INPUT:
------------------------

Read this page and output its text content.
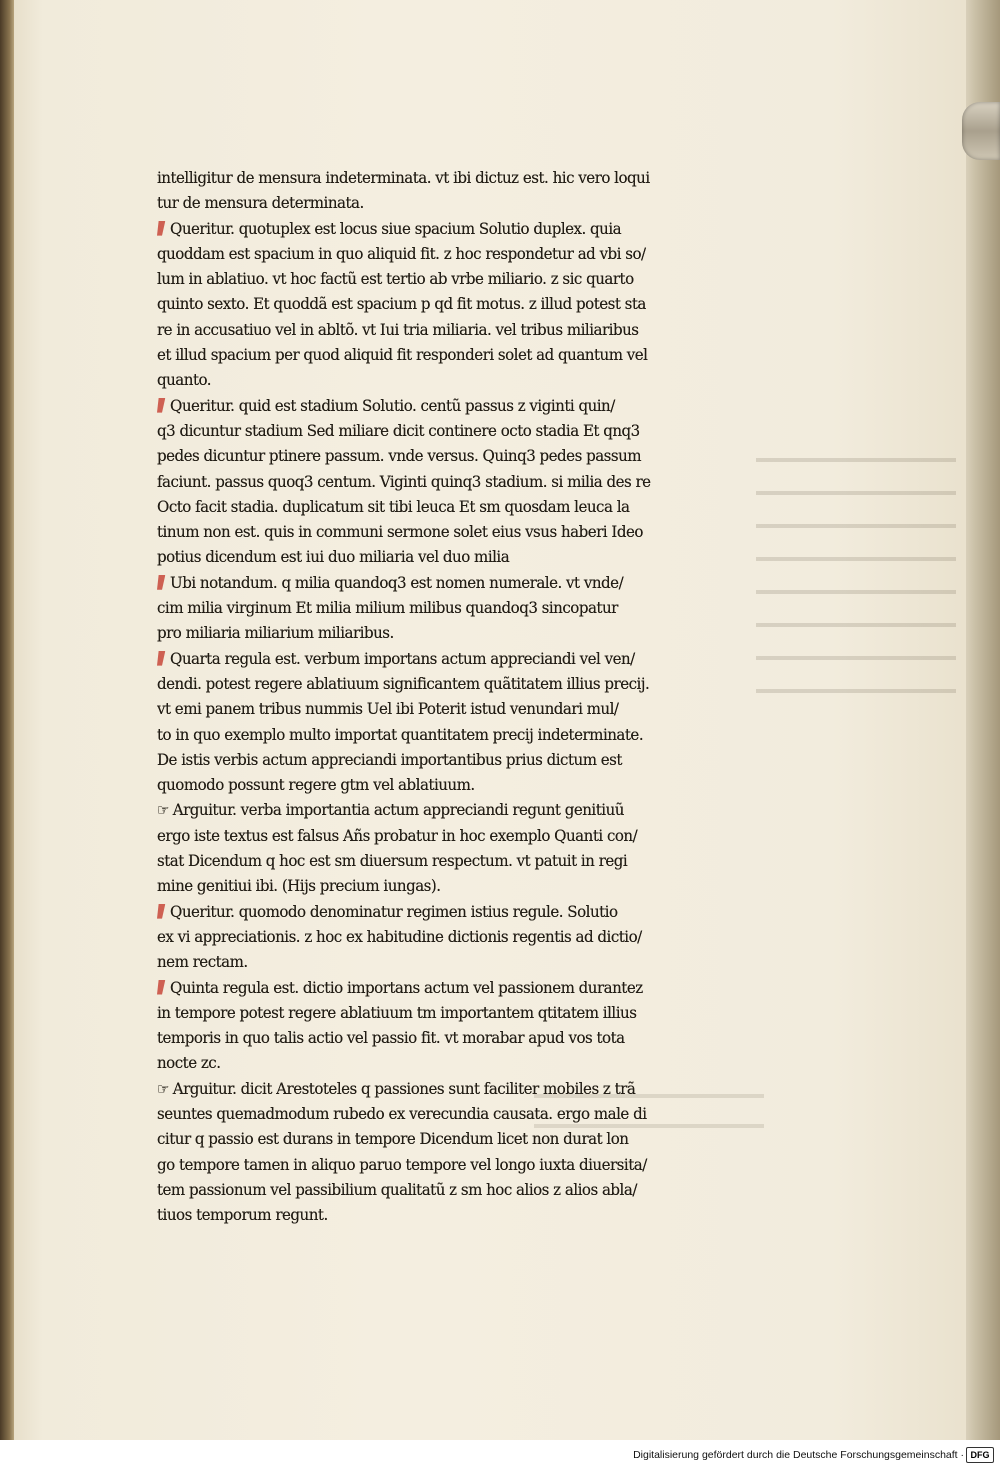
intelligitur de mensura indeterminata. vt ibi dictuz est. hic vero loqui
tur de mensura determinata.
Queritur. quotuplex est locus siue spacium Solutio duplex. quia
quoddam est spacium in quo aliquid fit. z hoc respondetur ad vbi so/
lum in ablatiuo. vt hoc factũ est tertio ab vrbe miliario. z sic quarto
quinto sexto. Et quoddã est spacium p qd fit motus. z illud potest sta
re in accusatiuo vel in abltõ. vt Iui tria miliaria. vel tribus miliaribus
et illud spacium per quod aliquid fit responderi solet ad quantum vel
quanto.
Queritur. quid est stadium Solutio. centũ passus z viginti quin/
q3 dicuntur stadium Sed miliare dicit continere octo stadia Et qnq3
pedes dicuntur ptinere passum. vnde versus. Quinq3 pedes passum
faciunt. passus quoq3 centum. Viginti quinq3 stadium. si milia des re
Octo facit stadia. duplicatum sit tibi leuca Et sm quosdam leuca la
tinum non est. quis in communi sermone solet eius vsus haberi Ideo
potius dicendum est iui duo miliaria vel duo milia
Ubi notandum. q milia quandoq3 est nomen numerale. vt vnde/
cim milia virginum Et milia milium milibus quandoq3 sincopatur
pro miliaria miliarium miliaribus.
Quarta regula est. verbum importans actum appreciandi vel ven/
dendi. potest regere ablatiuum significantem quãtitatem illius precij.
vt emi panem tribus nummis Uel ibi Poterit istud venundari mul/
to in quo exemplo multo importat quantitatem precij indeterminate.
De istis verbis actum appreciandi importantibus prius dictum est
quomodo possunt regere gtm vel ablatiuum.
☞ Arguitur. verba importantia actum appreciandi regunt genitiuũ
ergo iste textus est falsus Añs probatur in hoc exemplo Quanti con/
stat Dicendum q hoc est sm diuersum respectum. vt patuit in regi
mine genitiui ibi. (Hijs precium iungas).
Queritur. quomodo denominatur regimen istius regule. Solutio
ex vi appreciationis. z hoc ex habitudine dictionis regentis ad dictio/
nem rectam.
Quinta regula est. dictio importans actum vel passionem durantez
in tempore potest regere ablatiuum tm importantem qtitatem illius
temporis in quo talis actio vel passio fit. vt morabar apud vos tota
nocte zc.
☞ Arguitur. dicit Arestoteles q passiones sunt faciliter mobiles z trã
seuntes quemadmodum rubedo ex verecundia causata. ergo male di
citur q passio est durans in tempore Dicendum licet non durat lon
go tempore tamen in aliquo paruo tempore vel longo iuxta diuersita/
tem passionum vel passibilium qualitatũ z sm hoc alios z alios abla/
tiuos temporum regunt.
Digitalisierung gefördert durch die Deutsche Forschungsgemeinschaft · DFG
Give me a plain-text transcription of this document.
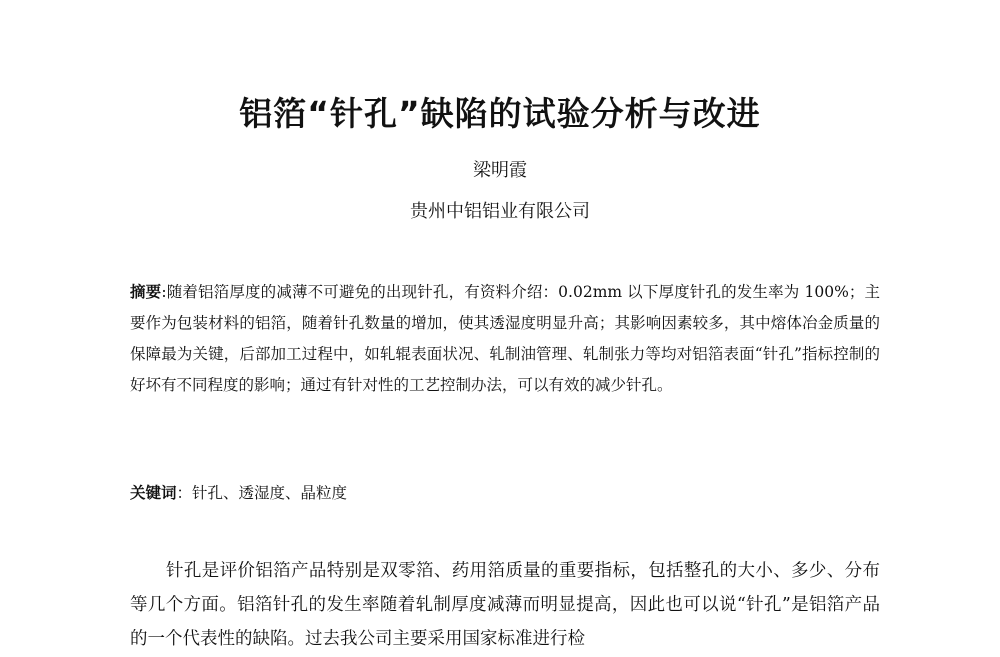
铝箔“针孔”缺陷的试验分析与改进
梁明霞
贵州中铝铝业有限公司
摘要:随着铝箔厚度的减薄不可避免的出现针孔，有资料介绍：0.02mm 以下厚度针孔的发生率为 100%；主要作为包装材料的铝箔，随着针孔数量的增加，使其透湿度明显升高；其影响因素较多，其中熔体冶金质量的保障最为关键，后部加工过程中，如轧辊表面状况、轧制油管理、轧制张力等均对铝箔表面“针孔”指标控制的好坏有不同程度的影响；通过有针对性的工艺控制办法，可以有效的减少针孔。
关键词：针孔、透湿度、晶粒度
针孔是评价铝箔产品特别是双零箔、药用箔质量的重要指标，包括整孔的大小、多少、分布等几个方面。铝箔针孔的发生率随着轧制厚度减薄而明显提高，因此也可以说“针孔”是铝箔产品的一个代表性的缺陷。过去我公司主要采用国家标准进行检
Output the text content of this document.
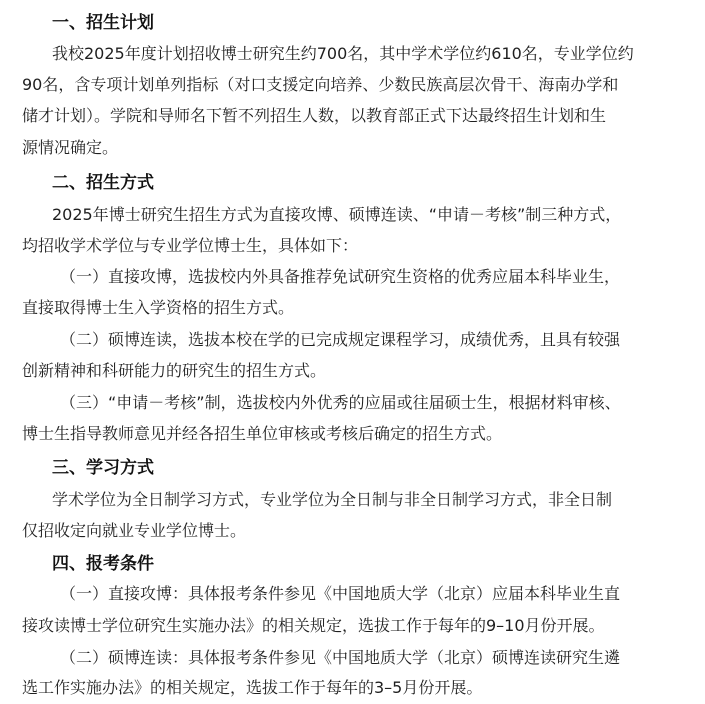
一、招生计划
我校2025年度计划招收博士研究生约700名，其中学术学位约610名，专业学位约
90名，含专项计划单列指标（对口支援定向培养、少数民族高层次骨干、海南办学和
储才计划）。学院和导师名下暂不列招生人数，以教育部正式下达最终招生计划和生
源情况确定。
二、招生方式
2025年博士研究生招生方式为直接攻博、硕博连读、“申请－考核”制三种方式，
均招收学术学位与专业学位博士生，具体如下：
（一）直接攻博，选拔校内外具备推荐免试研究生资格的优秀应届本科毕业生，
直接取得博士生入学资格的招生方式。
（二）硕博连读，选拔本校在学的已完成规定课程学习，成绩优秀，且具有较强
创新精神和科研能力的研究生的招生方式。
（三）“申请－考核”制，选拔校内外优秀的应届或往届硕士生，根据材料审核、
博士生指导教师意见并经各招生单位审核或考核后确定的招生方式。
三、学习方式
学术学位为全日制学习方式，专业学位为全日制与非全日制学习方式，非全日制
仅招收定向就业专业学位博士。
四、报考条件
（一）直接攻博：具体报考条件参见《中国地质大学（北京）应届本科毕业生直
接攻读博士学位研究生实施办法》的相关规定，选拔工作于每年的9–10月份开展。
（二）硕博连读：具体报考条件参见《中国地质大学（北京）硕博连读研究生遴
选工作实施办法》的相关规定，选拔工作于每年的3–5月份开展。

------------------------

WHAT TO DO: Find the line that contains "Give me a plain-text", then write out that line and every line after it through the end of the records, exactly. Leave the pictures out.

RESULT BELOW:
Give me a plain-text transcription of this document.
铝箔“针孔”缺陷的试验分析与改进
梁明霞
贵州中铝铝业有限公司
摘要:随着铝箔厚度的减薄不可避免的出现针孔，有资料介绍：0.02mm 以下厚度针孔的发生率为 100%；主要作为包装材料的铝箔，随着针孔数量的增加，使其透湿度明显升高；其影响因素较多，其中熔体冶金质量的保障最为关键，后部加工过程中，如轧辊表面状况、轧制油管理、轧制张力等均对铝箔表面“针孔”指标控制的好坏有不同程度的影响；通过有针对性的工艺控制办法，可以有效的减少针孔。
关键词：针孔、透湿度、晶粒度
针孔是评价铝箔产品特别是双零箔、药用箔质量的重要指标，包括整孔的大小、多少、分布等几个方面。铝箔针孔的发生率随着轧制厚度减薄而明显提高，因此也可以说“针孔”是铝箔产品的一个代表性的缺陷。过去我公司主要采用国家标准进行检
Output the text content of this document.
一、招生计划
我校2025年度计划招收博士研究生约700名，其中学术学位约610名，专业学位约
90名，含专项计划单列指标（对口支援定向培养、少数民族高层次骨干、海南办学和
储才计划）。学院和导师名下暂不列招生人数，以教育部正式下达最终招生计划和生
源情况确定。
二、招生方式
2025年博士研究生招生方式为直接攻博、硕博连读、“申请－考核”制三种方式，
均招收学术学位与专业学位博士生，具体如下：
（一）直接攻博，选拔校内外具备推荐免试研究生资格的优秀应届本科毕业生，
直接取得博士生入学资格的招生方式。
（二）硕博连读，选拔本校在学的已完成规定课程学习，成绩优秀，且具有较强
创新精神和科研能力的研究生的招生方式。
（三）“申请－考核”制，选拔校内外优秀的应届或往届硕士生，根据材料审核、
博士生指导教师意见并经各招生单位审核或考核后确定的招生方式。
三、学习方式
学术学位为全日制学习方式，专业学位为全日制与非全日制学习方式，非全日制
仅招收定向就业专业学位博士。
四、报考条件
（一）直接攻博：具体报考条件参见《中国地质大学（北京）应届本科毕业生直
接攻读博士学位研究生实施办法》的相关规定，选拔工作于每年的9–10月份开展。
（二）硕博连读：具体报考条件参见《中国地质大学（北京）硕博连读研究生遴
选工作实施办法》的相关规定，选拔工作于每年的3–5月份开展。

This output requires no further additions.